start Exercise material
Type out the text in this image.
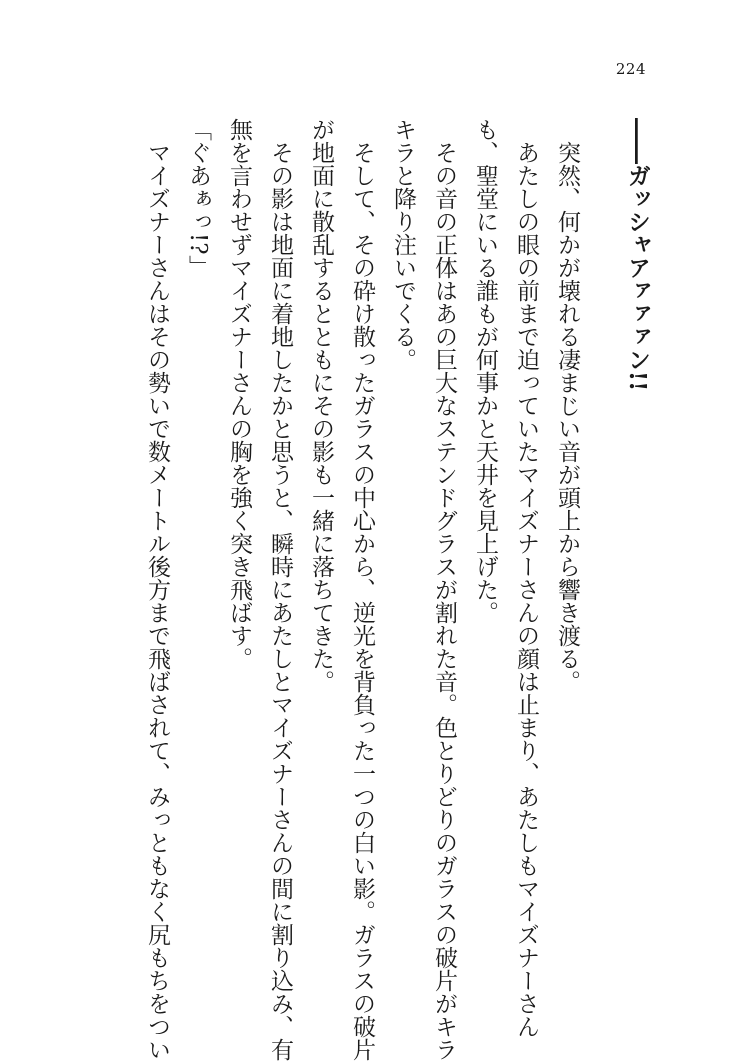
224
――ガッシャアァァァン!!
　突然、何かが壊れる凄まじい音が頭上から響き渡る。
　あたしの眼の前まで迫っていたマイズナーさんの顔は止まり、あたしもマイズナーさん
も、聖堂にいる誰もが何事かと天井を見上げた。
　その音の正体はあの巨大なステンドグラスが割れた音。色とりどりのガラスの破片がキラ
キラと降り注いでくる。
　そして、その砕け散ったガラスの中心から、逆光を背負った一つの白い影。ガラスの破片
が地面に散乱するとともにその影も一緒に落ちてきた。
　その影は地面に着地したかと思うと、瞬時にあたしとマイズナーさんの間に割り込み、有
無を言わせずマイズナーさんの胸を強く突き飛ばす。
「ぐあぁっ!?」
　マイズナーさんはその勢いで数メートル後方まで飛ばされて、みっともなく尻もちをつい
end Exercise material
Restate the records above in full, word for word. Keep pictures out.

Type out the text in this image.
224
――ガッシャアァァァン!!
　突然、何かが壊れる凄まじい音が頭上から響き渡る。
　あたしの眼の前まで迫っていたマイズナーさんの顔は止まり、あたしもマイズナーさん
も、聖堂にいる誰もが何事かと天井を見上げた。
　その音の正体はあの巨大なステンドグラスが割れた音。色とりどりのガラスの破片がキラ
キラと降り注いでくる。
　そして、その砕け散ったガラスの中心から、逆光を背負った一つの白い影。ガラスの破片
が地面に散乱するとともにその影も一緒に落ちてきた。
　その影は地面に着地したかと思うと、瞬時にあたしとマイズナーさんの間に割り込み、有
無を言わせずマイズナーさんの胸を強く突き飛ばす。
「ぐあぁっ!?」
　マイズナーさんはその勢いで数メートル後方まで飛ばされて、みっともなく尻もちをつい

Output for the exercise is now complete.